▸ GIVEN INSTRUCTION
Return the count of lines that hold the string "pleased", with no other words.

Extracted records:
++++++++++++++++++++
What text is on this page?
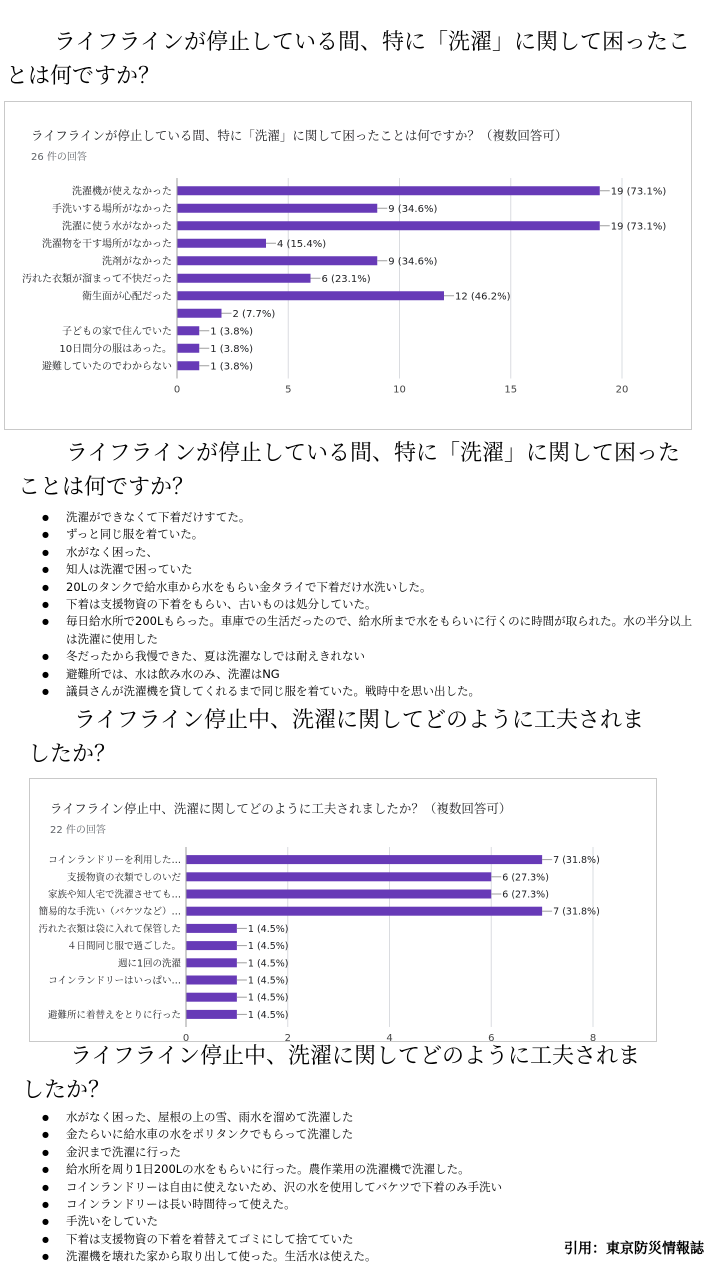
ライフラインが停止している間、特に「洗濯」に関して困ったことは何ですか？
ライフラインが停止している間、特に「洗濯」に関して困ったことは何ですか？（複数回答可）
26 件の回答
0	5	10	15	20
洗濯機が使えなかった	19 (73.1%)
手洗いする場所がなかった	9 (34.6%)
洗濯に使う水がなかった	19 (73.1%)
洗濯物を干す場所がなかった	4 (15.4%)
洗剤がなかった	9 (34.6%)
汚れた衣類が溜まって不快だった	6 (23.1%)
衛生面が心配だった	12 (46.2%)
2 (7.7%)
子どもの家で住んでいた	1 (3.8%)
10日間分の服はあった。	1 (3.8%)
避難していたのでわからない	1 (3.8%)
ライフラインが停止している間、特に「洗濯」に関して困ったことは何ですか？
● 洗濯ができなくて下着だけすてた。
● ずっと同じ服を着ていた。
● 水がなく困った、
● 知人は洗濯で困っていた
● 20Lのタンクで給水車から水をもらい金タライで下着だけ水洗いした。
● 下着は支援物資の下着をもらい、古いものは処分していた。
● 毎日給水所で200Lもらった。車庫での生活だったので、給水所まで水をもらいに行くのに時間が取られた。水の半分以上は洗濯に使用した
● 冬だったから我慢できた、夏は洗濯なしでは耐えきれない
● 避難所では、水は飲み水のみ、洗濯はNG
● 議員さんが洗濯機を貸してくれるまで同じ服を着ていた。戦時中を思い出した。
ライフライン停止中、洗濯に関してどのように工夫されましたか？
ライフライン停止中、洗濯に関してどのように工夫されましたか？（複数回答可）
22 件の回答
0	2	4	6	8
コインランドリーを利用した…	7 (31.8%)
支援物資の衣類でしのいだ	6 (27.3%)
家族や知人宅で洗濯させても…	6 (27.3%)
簡易的な手洗い（バケツなど）…	7 (31.8%)
汚れた衣類は袋に入れて保管した	1 (4.5%)
４日間同じ服で過ごした。	1 (4.5%)
週に1回の洗濯	1 (4.5%)
コインランドリーはいっぱい…	1 (4.5%)
1 (4.5%)
避難所に着替えをとりに行った	1 (4.5%)
ライフライン停止中、洗濯に関してどのように工夫されましたか？
● 水がなく困った、屋根の上の雪、雨水を溜めて洗濯した
● 金たらいに給水車の水をポリタンクでもらって洗濯した
● 金沢まで洗濯に行った
● 給水所を周り1日200Lの水をもらいに行った。農作業用の洗濯機で洗濯した。
● コインランドリーは自由に使えないため、沢の水を使用してバケツで下着のみ手洗い
● コインランドリーは長い時間待って使えた。
● 手洗いをしていた
● 下着は支援物資の下着を着替えてゴミにして捨てていた
● 洗濯機を壊れた家から取り出して使った。生活水は使えた。	引用：東京防災情報誌
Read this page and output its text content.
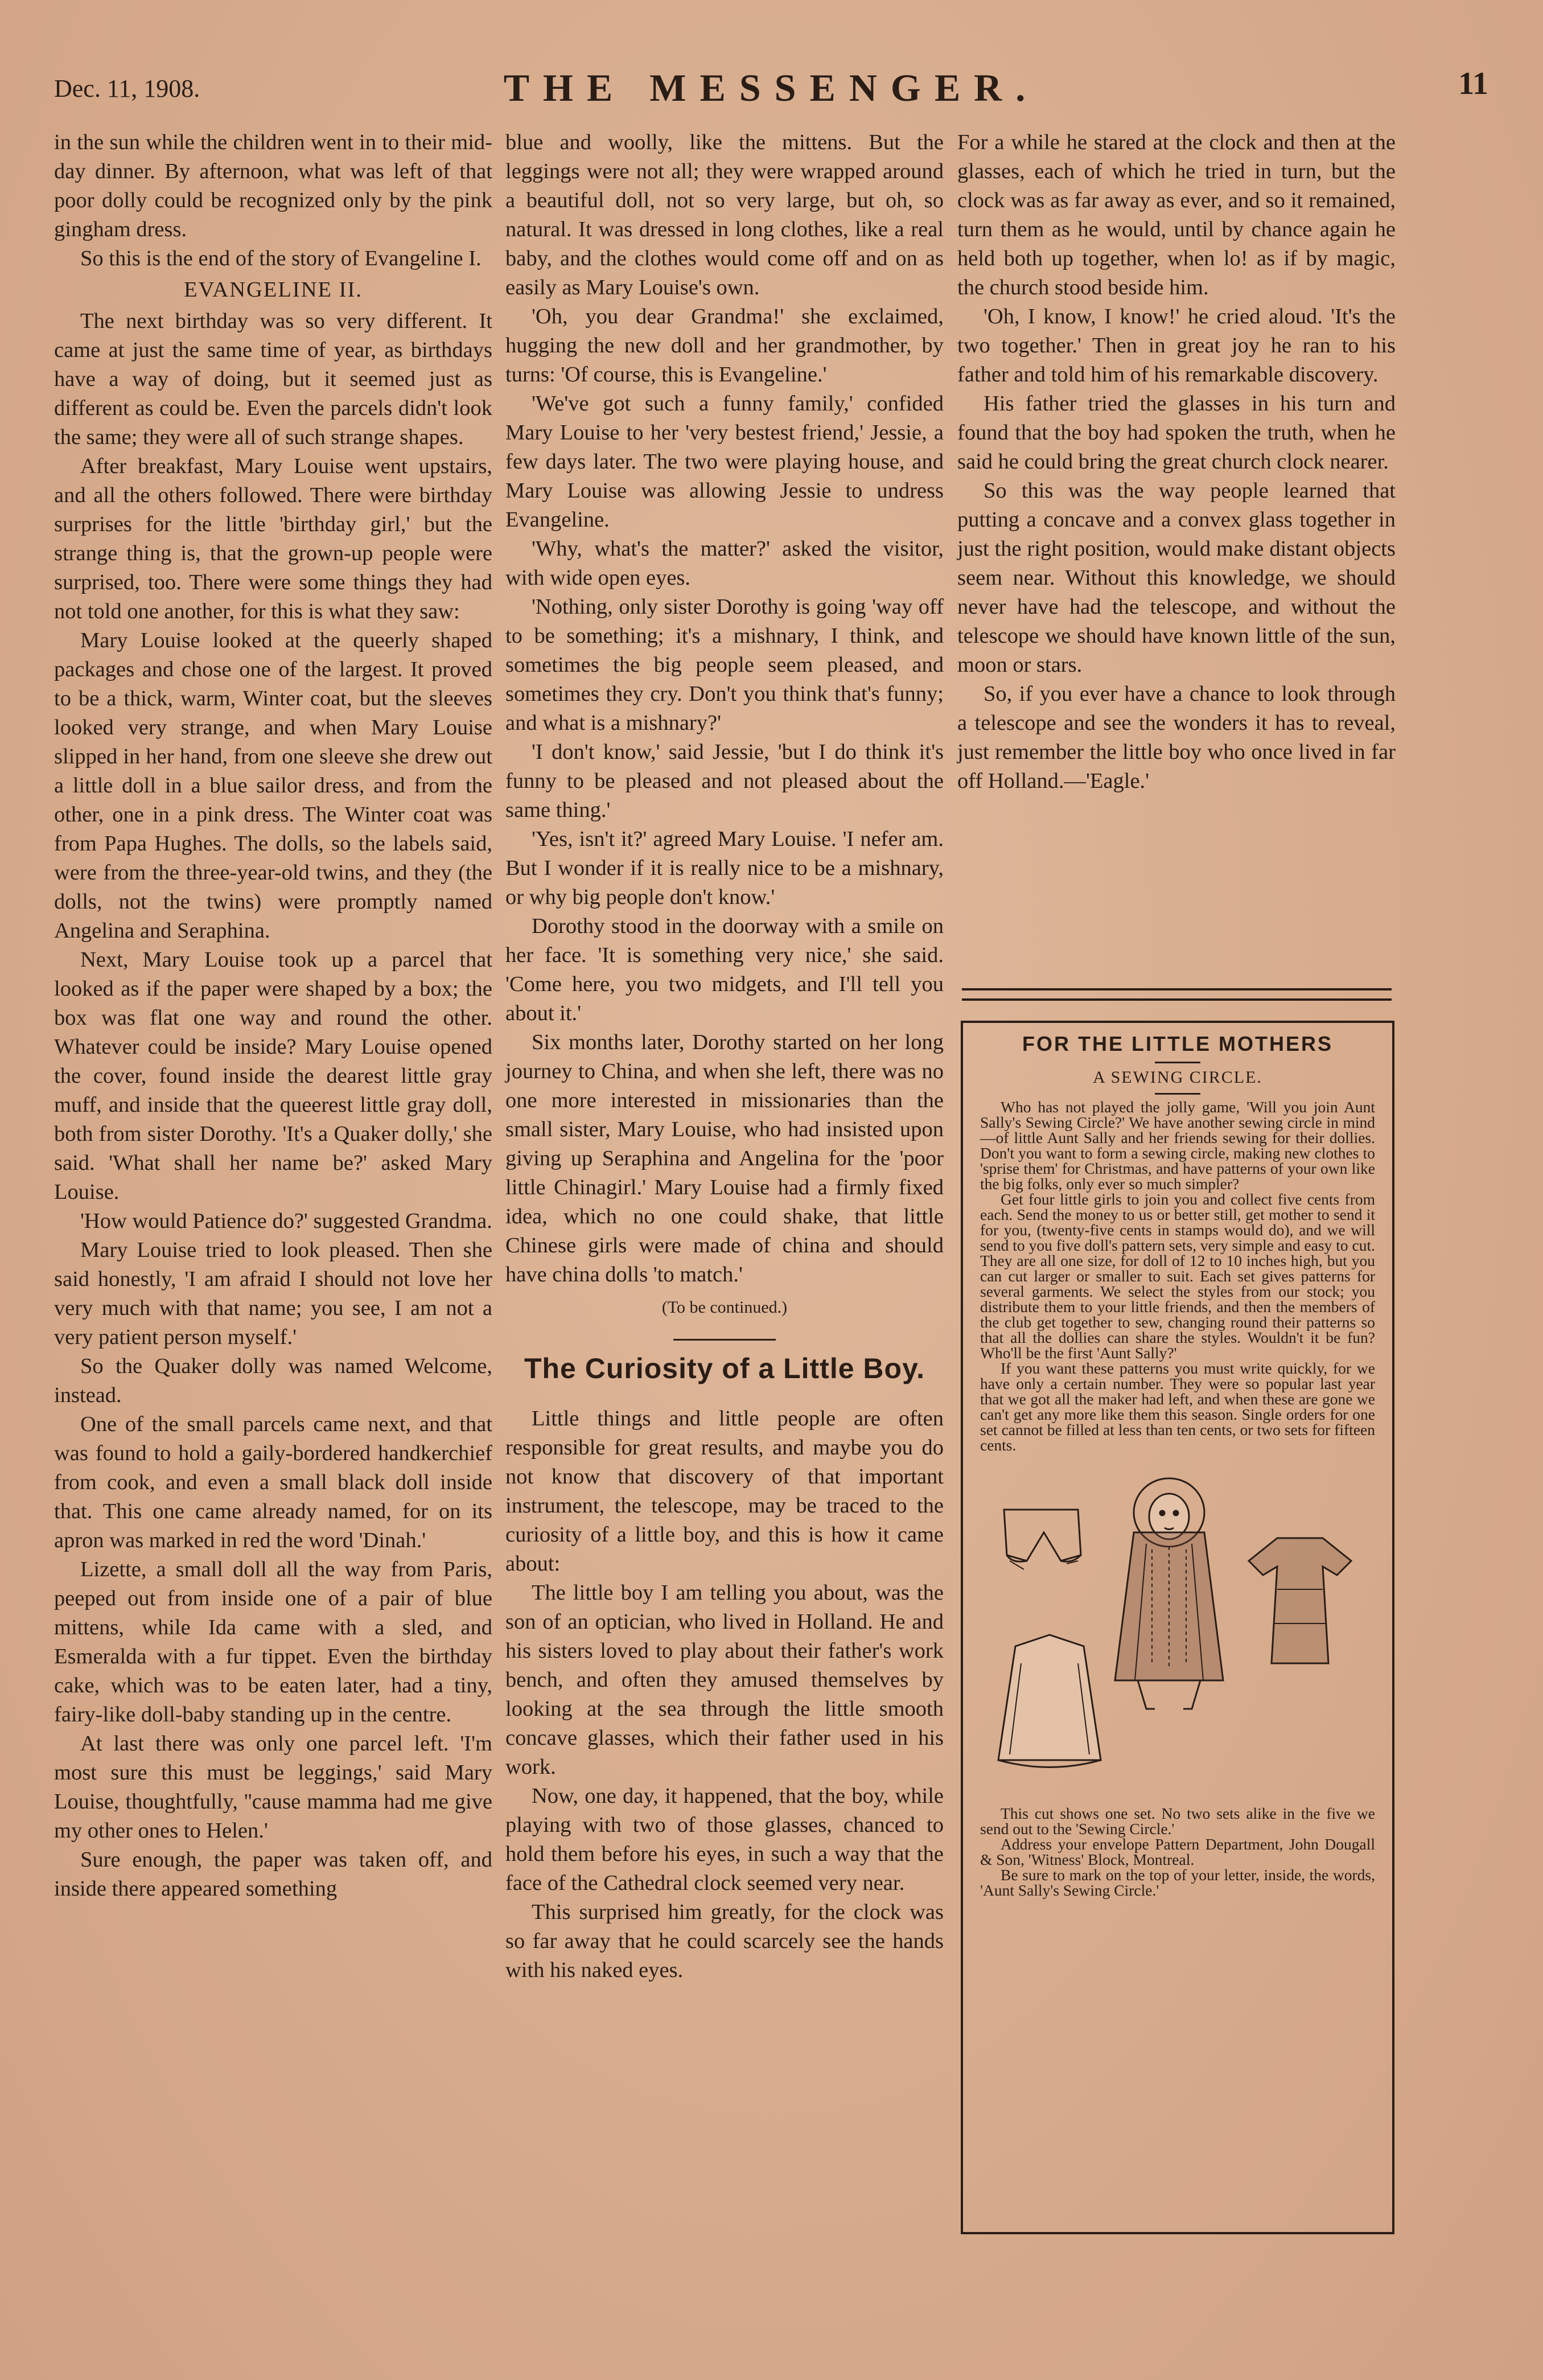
Dec. 11, 1908.	THE MESSENGER.	11

in the sun while the children went in to their mid-day dinner. By afternoon, what was left of that poor dolly could be recognized only by the pink gingham dress.

So this is the end of the story of Evangeline I.

EVANGELINE II.

The next birthday was so very different. It came at just the same time of year, as birthdays have a way of doing, but it seemed just as different as could be. Even the parcels didn't look the same; they were all of such strange shapes.

After breakfast, Mary Louise went upstairs, and all the others followed. There were birthday surprises for the little 'birthday girl,' but the strange thing is, that the grown-up people were surprised, too. There were some things they had not told one another, for this is what they saw:

Mary Louise looked at the queerly shaped packages and chose one of the largest. It proved to be a thick, warm, Winter coat, but the sleeves looked very strange, and when Mary Louise slipped in her hand, from one sleeve she drew out a little doll in a blue sailor dress, and from the other, one in a pink dress. The Winter coat was from Papa Hughes. The dolls, so the labels said, were from the three-year-old twins, and they (the dolls, not the twins) were promptly named Angelina and Seraphina.

Next, Mary Louise took up a parcel that looked as if the paper were shaped by a box; the box was flat one way and round the other. Whatever could be inside? Mary Louise opened the cover, found inside the dearest little gray muff, and inside that the queerest little gray doll, both from sister Dorothy. 'It's a Quaker dolly,' she said. 'What shall her name be?' asked Mary Louise.

'How would Patience do?' suggested Grandma.

Mary Louise tried to look pleased. Then she said honestly, 'I am afraid I should not love her very much with that name; you see, I am not a very patient person myself.'

So the Quaker dolly was named Welcome, instead.

One of the small parcels came next, and that was found to hold a gaily-bordered handkerchief from cook, and even a small black doll inside that. This one came already named, for on its apron was marked in red the word 'Dinah.'

Lizette, a small doll all the way from Paris, peeped out from inside one of a pair of blue mittens, while Ida came with a sled, and Esmeralda with a fur tippet. Even the birthday cake, which was to be eaten later, had a tiny, fairy-like doll-baby standing up in the centre.

At last there was only one parcel left. 'I'm most sure this must be leggings,' said Mary Louise, thoughtfully, ''cause mamma had me give my other ones to Helen.'

Sure enough, the paper was taken off, and inside there appeared something

blue and woolly, like the mittens. But the leggings were not all; they were wrapped around a beautiful doll, not so very large, but oh, so natural. It was dressed in long clothes, like a real baby, and the clothes would come off and on as easily as Mary Louise's own.

'Oh, you dear Grandma!' she exclaimed, hugging the new doll and her grandmother, by turns: 'Of course, this is Evangeline.'

'We've got such a funny family,' confided Mary Louise to her 'very bestest friend,' Jessie, a few days later. The two were playing house, and Mary Louise was allowing Jessie to undress Evangeline.

'Why, what's the matter?' asked the visitor, with wide open eyes.

'Nothing, only sister Dorothy is going 'way off to be something; it's a mishnary, I think, and sometimes the big people seem pleased, and sometimes they cry. Don't you think that's funny; and what is a mishnary?'

'I don't know,' said Jessie, 'but I do think it's funny to be pleased and not pleased about the same thing.'

'Yes, isn't it?' agreed Mary Louise. 'I nefer am. But I wonder if it is really nice to be a mishnary, or why big people don't know.'

Dorothy stood in the doorway with a smile on her face. 'It is something very nice,' she said. 'Come here, you two midgets, and I'll tell you about it.'

Six months later, Dorothy started on her long journey to China, and when she left, there was no one more interested in missionaries than the small sister, Mary Louise, who had insisted upon giving up Seraphina and Angelina for the 'poor little Chinagirl.' Mary Louise had a firmly fixed idea, which no one could shake, that little Chinese girls were made of china and should have china dolls 'to match.'

(To be continued.)

The Curiosity of a Little Boy.

Little things and little people are often responsible for great results, and maybe you do not know that discovery of that important instrument, the telescope, may be traced to the curiosity of a little boy, and this is how it came about:

The little boy I am telling you about, was the son of an optician, who lived in Holland. He and his sisters loved to play about their father's work bench, and often they amused themselves by looking at the sea through the little smooth concave glasses, which their father used in his work.

Now, one day, it happened, that the boy, while playing with two of those glasses, chanced to hold them before his eyes, in such a way that the face of the Cathedral clock seemed very near.

This surprised him greatly, for the clock was so far away that he could scarcely see the hands with his naked eyes.

For a while he stared at the clock and then at the glasses, each of which he tried in turn, but the clock was as far away as ever, and so it remained, turn them as he would, until by chance again he held both up together, when lo! as if by magic, the church stood beside him.

'Oh, I know, I know!' he cried aloud. 'It's the two together.' Then in great joy he ran to his father and told him of his remarkable discovery.

His father tried the glasses in his turn and found that the boy had spoken the truth, when he said he could bring the great church clock nearer.

So this was the way people learned that putting a concave and a convex glass together in just the right position, would make distant objects seem near. Without this knowledge, we should never have had the telescope, and without the telescope we should have known little of the sun, moon or stars.

So, if you ever have a chance to look through a telescope and see the wonders it has to reveal, just remember the little boy who once lived in far off Holland.—'Eagle.'

FOR THE LITTLE MOTHERS
A SEWING CIRCLE.

Who has not played the jolly game, 'Will you join Aunt Sally's Sewing Circle?' We have another sewing circle in mind—of little Aunt Sally and her friends sewing for their dollies. Don't you want to form a sewing circle, making new clothes to 'sprise them' for Christmas, and have patterns of your own like the big folks, only ever so much simpler?

Get four little girls to join you and collect five cents from each. Send the money to us or better still, get mother to send it for you, (twenty-five cents in stamps would do), and we will send to you five doll's pattern sets, very simple and easy to cut. They are all one size, for doll of 12 to 10 inches high, but you can cut larger or smaller to suit. Each set gives patterns for several garments. We select the styles from our stock; you distribute them to your little friends, and then the members of the club get together to sew, changing round their patterns so that all the dollies can share the styles. Wouldn't it be fun? Who'll be the first 'Aunt Sally?'

If you want these patterns you must write quickly, for we have only a certain number. They were so popular last year that we got all the maker had left, and when these are gone we can't get any more like them this season. Single orders for one set cannot be filled at less than ten cents, or two sets for fifteen cents.

This cut shows one set. No two sets alike in the five we send out to the 'Sewing Circle.'

Address your envelope Pattern Department, John Dougall & Son, 'Witness' Block, Montreal.

Be sure to mark on the top of your letter, inside, the words, 'Aunt Sally's Sewing Circle.'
++++++++++++++++++++
▸ EXERCISE SOLUTION
3